AIM OF THE EXERCISE —
Note how many lines in the entries contain the string "větší", then give that number and nothing else.

(Extracted data entries)
--- Start ---
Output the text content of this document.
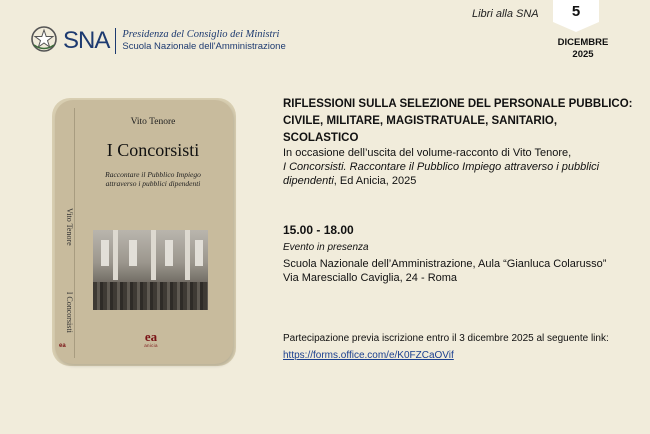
SNA Presidenza del Consiglio dei Ministri
Scuola Nazionale dell'Amministrazione
Libri alla SNA	5
DICEMBRE
2025
Vito Tenore  I Concorsisti
Vito Tenore
I Concorsisti
Raccontare il Pubblico Impiego
attraverso i pubblici dipendenti
ea
anicia
ea
RIFLESSIONI SULLA SELEZIONE DEL PERSONALE PUBBLICO:
CIVILE, MILITARE, MAGISTRATUALE, SANITARIO, SCOLASTICO
In occasione dell’uscita del volume-racconto di Vito Tenore,
I Concorsisti. Raccontare il Pubblico Impiego attraverso i pubblici dipendenti, Ed Anicia, 2025
15.00 - 18.00
Evento in presenza
Scuola Nazionale dell’Amministrazione, Aula “Gianluca Colarusso”
Via Maresciallo Caviglia, 24 - Roma
Partecipazione previa iscrizione entro il 3 dicembre 2025 al seguente link:
https://forms.office.com/e/K0FZCaOVif
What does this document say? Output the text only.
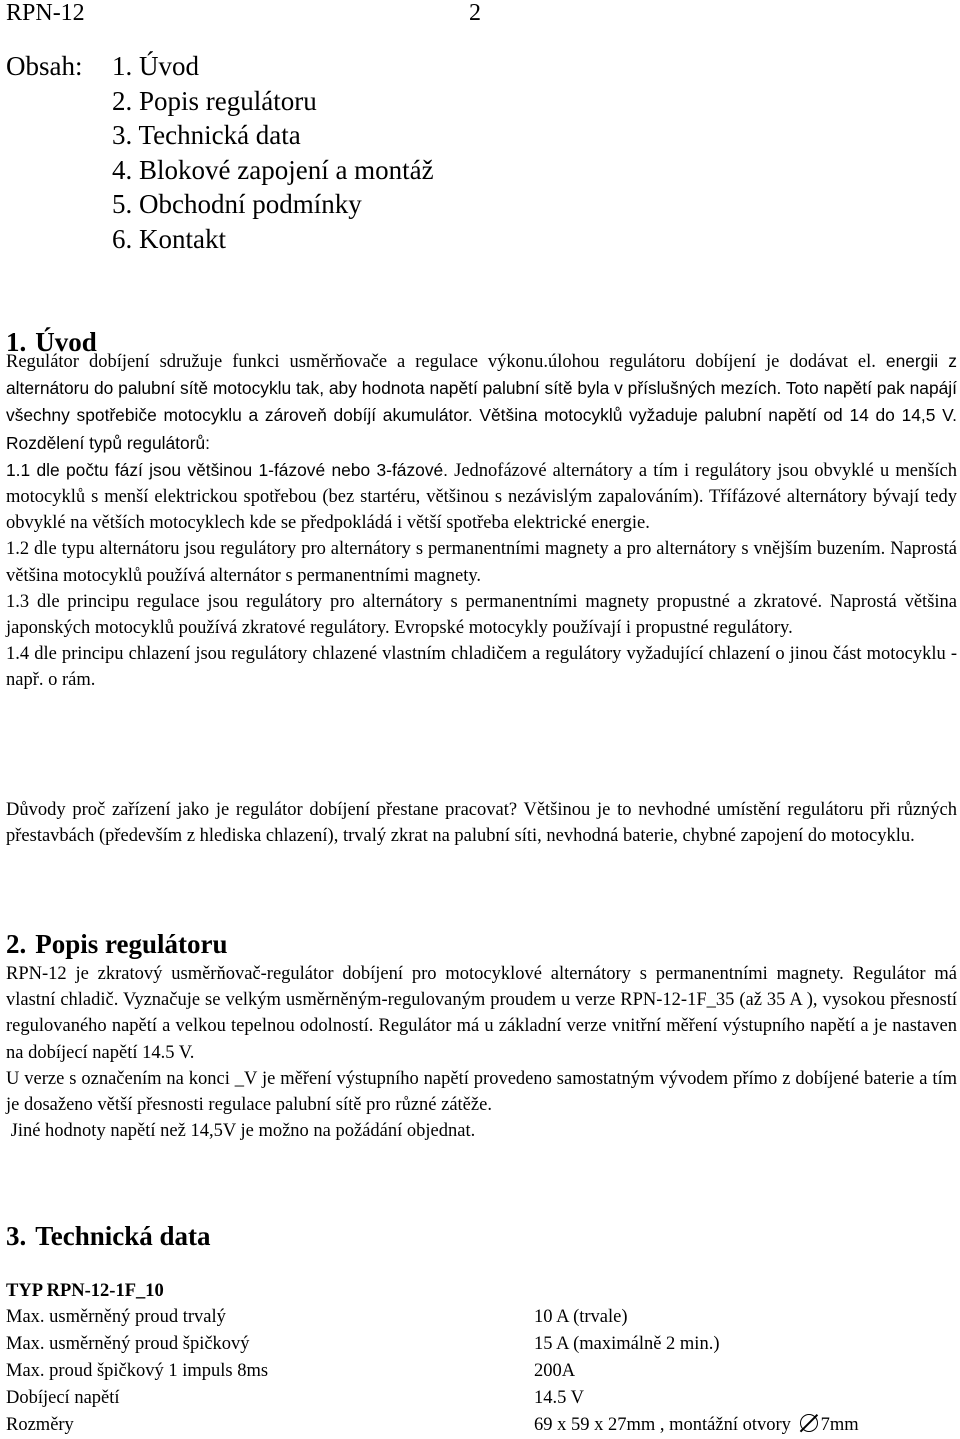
RPN-12	2
Obsah: 1. Úvod
2. Popis regulátoru
3. Technická data
4. Blokové zapojení a montáž
5. Obchodní podmínky
6. Kontakt
1. Úvod

Regulátor dobíjení sdružuje funkci usměrňovače a regulace výkonu.úlohou regulátoru dobíjení je dodávat el. energii z alternátoru do palubní sítě motocyklu tak, aby hodnota napětí palubní sítě byla v příslušných mezích. Toto napětí pak napájí všechny spotřebiče motocyklu a zároveň dobíjí akumulátor. Většina motocyklů vyžaduje palubní napětí od 14 do 14,5 V. Rozdělení typů regulátorů:

1.1 dle počtu fází jsou většinou 1-fázové nebo 3-fázové. Jednofázové alternátory a tím i regulátory jsou obvyklé u menších motocyklů s menší elektrickou spotřebou (bez startéru, většinou s nezávislým zapalováním). Třífázové alternátory bývají tedy obvyklé na větších motocyklech kde se předpokládá i větší spotřeba elektrické energie.

1.2 dle typu alternátoru jsou regulátory pro alternátory s permanentními magnety a pro alternátory s vnějším buzením. Naprostá většina motocyklů používá alternátor s permanentními magnety.

1.3 dle principu regulace jsou regulátory pro alternátory s permanentními magnety propustné a zkratové. Naprostá většina japonských motocyklů používá zkratové regulátory. Evropské motocykly používají i propustné regulátory.

1.4 dle principu chlazení jsou regulátory chlazené vlastním chladičem a regulátory vyžadující chlazení o jinou část motocyklu - např. o rám.

Důvody proč zařízení jako je regulátor dobíjení přestane pracovat? Většinou je to nevhodné umístění regulátoru při různých přestavbách (především z hlediska chlazení), trvalý zkrat na palubní síti, nevhodná baterie, chybné zapojení do motocyklu.

2. Popis regulátoru

RPN-12 je zkratový usměrňovač-regulátor dobíjení pro motocyklové alternátory s permanentními magnety. Regulátor má vlastní chladič. Vyznačuje se velkým usměrněným-regulovaným proudem u verze RPN-12-1F_35 (až 35 A ), vysokou přesností regulovaného napětí a velkou tepelnou odolností. Regulátor má u základní verze vnitřní měření výstupního napětí a je nastaven na dobíjecí napětí 14.5 V.

U verze s označením na konci _V je měření výstupního napětí provedeno samostatným vývodem přímo z dobíjené baterie a tím je dosaženo větší přesnosti regulace palubní sítě pro různé zátěže.

Jiné hodnoty napětí než 14,5V je možno na požádání objednat.

3. Technická data
TYP RPN-12-1F_10
Max. usměrněný proud trvalý	10 A (trvale)
Max. usměrněný proud špičkový	15 A (maximálně 2 min.)
Max. proud špičkový 1 impuls 8ms	200A
Dobíjecí napětí	14.5 V
Rozměry	69 x 59 x 27mm , montážní otvory 7mm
--- End ---
SOLUTION —
2